Some records
-- Begin --

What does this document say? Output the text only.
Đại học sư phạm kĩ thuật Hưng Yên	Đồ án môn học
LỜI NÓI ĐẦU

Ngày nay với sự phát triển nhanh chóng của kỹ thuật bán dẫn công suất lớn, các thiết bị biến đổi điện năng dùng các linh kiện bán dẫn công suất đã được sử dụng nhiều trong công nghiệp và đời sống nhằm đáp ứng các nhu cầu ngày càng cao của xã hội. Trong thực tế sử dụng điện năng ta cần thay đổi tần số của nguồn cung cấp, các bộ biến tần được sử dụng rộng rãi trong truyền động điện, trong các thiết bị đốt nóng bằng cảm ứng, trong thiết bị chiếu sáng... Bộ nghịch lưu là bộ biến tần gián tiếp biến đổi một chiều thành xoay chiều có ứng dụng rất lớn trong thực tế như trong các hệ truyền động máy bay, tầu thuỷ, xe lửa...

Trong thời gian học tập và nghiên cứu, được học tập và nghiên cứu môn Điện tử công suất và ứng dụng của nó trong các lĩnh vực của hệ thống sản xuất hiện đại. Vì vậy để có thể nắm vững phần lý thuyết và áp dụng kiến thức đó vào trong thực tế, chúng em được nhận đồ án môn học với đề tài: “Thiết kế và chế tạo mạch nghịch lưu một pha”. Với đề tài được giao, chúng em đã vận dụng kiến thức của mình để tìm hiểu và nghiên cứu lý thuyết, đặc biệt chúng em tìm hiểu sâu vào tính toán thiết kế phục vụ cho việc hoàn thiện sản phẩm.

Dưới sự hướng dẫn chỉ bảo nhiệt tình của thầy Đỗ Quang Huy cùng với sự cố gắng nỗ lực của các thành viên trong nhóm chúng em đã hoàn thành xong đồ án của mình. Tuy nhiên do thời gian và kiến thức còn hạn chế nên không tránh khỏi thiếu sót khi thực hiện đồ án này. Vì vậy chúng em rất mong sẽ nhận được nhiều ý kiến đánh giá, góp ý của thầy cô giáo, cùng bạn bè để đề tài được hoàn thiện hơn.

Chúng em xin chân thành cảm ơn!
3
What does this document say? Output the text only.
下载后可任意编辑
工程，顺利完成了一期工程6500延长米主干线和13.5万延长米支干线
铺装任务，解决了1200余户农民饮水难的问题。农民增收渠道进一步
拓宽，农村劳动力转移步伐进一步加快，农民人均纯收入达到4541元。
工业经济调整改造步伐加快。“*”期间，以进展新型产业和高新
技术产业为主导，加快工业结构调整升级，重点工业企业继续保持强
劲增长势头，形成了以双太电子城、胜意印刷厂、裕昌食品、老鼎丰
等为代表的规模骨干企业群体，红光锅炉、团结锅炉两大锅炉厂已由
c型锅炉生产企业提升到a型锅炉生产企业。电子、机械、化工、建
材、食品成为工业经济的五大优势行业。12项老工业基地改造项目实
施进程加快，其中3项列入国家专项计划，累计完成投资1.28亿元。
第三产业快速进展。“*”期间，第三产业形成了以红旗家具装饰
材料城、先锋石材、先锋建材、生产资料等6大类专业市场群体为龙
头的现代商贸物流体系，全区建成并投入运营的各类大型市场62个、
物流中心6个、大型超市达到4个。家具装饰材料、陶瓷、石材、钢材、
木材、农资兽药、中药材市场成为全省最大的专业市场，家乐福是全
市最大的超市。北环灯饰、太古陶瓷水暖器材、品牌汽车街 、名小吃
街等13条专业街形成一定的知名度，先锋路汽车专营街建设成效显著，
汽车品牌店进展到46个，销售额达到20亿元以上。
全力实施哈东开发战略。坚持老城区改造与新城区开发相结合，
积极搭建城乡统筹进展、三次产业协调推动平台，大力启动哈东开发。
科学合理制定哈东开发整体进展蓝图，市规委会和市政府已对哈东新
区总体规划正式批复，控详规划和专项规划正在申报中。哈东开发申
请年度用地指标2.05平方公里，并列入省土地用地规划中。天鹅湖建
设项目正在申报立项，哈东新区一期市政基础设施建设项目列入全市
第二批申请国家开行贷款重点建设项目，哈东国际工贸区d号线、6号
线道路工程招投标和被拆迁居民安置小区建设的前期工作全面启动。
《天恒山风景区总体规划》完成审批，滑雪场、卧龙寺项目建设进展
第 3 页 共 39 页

-- End --

Your instructions = In the entries above, identify each line that includes the string "thiết", then copy it.

Completed exercise =
Ngày nay với sự phát triển nhanh chóng của kỹ thuật bán dẫn công suất lớn, các thiết bị biến đổi điện năng dùng các linh kiện bán dẫn công suất đã được sử dụng nhiều trong công nghiệp và đời sống nhằm đáp ứng các nhu cầu ngày càng cao của xã hội. Trong thực tế sử dụng điện năng ta cần thay đổi tần số của nguồn cung cấp, các bộ biến tần được sử dụng rộng rãi trong truyền động điện, trong các thiết bị đốt nóng bằng cảm ứng, trong thiết bị chiếu sáng... Bộ nghịch lưu là bộ biến tần gián tiếp biến đổi một chiều thành xoay chiều có ứng dụng rất lớn trong thực tế như trong các hệ truyền động máy bay, tầu thuỷ, xe lửa...
Trong thời gian học tập và nghiên cứu, được học tập và nghiên cứu môn Điện tử công suất và ứng dụng của nó trong các lĩnh vực của hệ thống sản xuất hiện đại. Vì vậy để có thể nắm vững phần lý thuyết và áp dụng kiến thức đó vào trong thực tế, chúng em được nhận đồ án môn học với đề tài: “Thiết kế và chế tạo mạch nghịch lưu một pha”. Với đề tài được giao, chúng em đã vận dụng kiến thức của mình để tìm hiểu và nghiên cứu lý thuyết, đặc biệt chúng em tìm hiểu sâu vào tính toán thiết kế phục vụ cho việc hoàn thiện sản phẩm.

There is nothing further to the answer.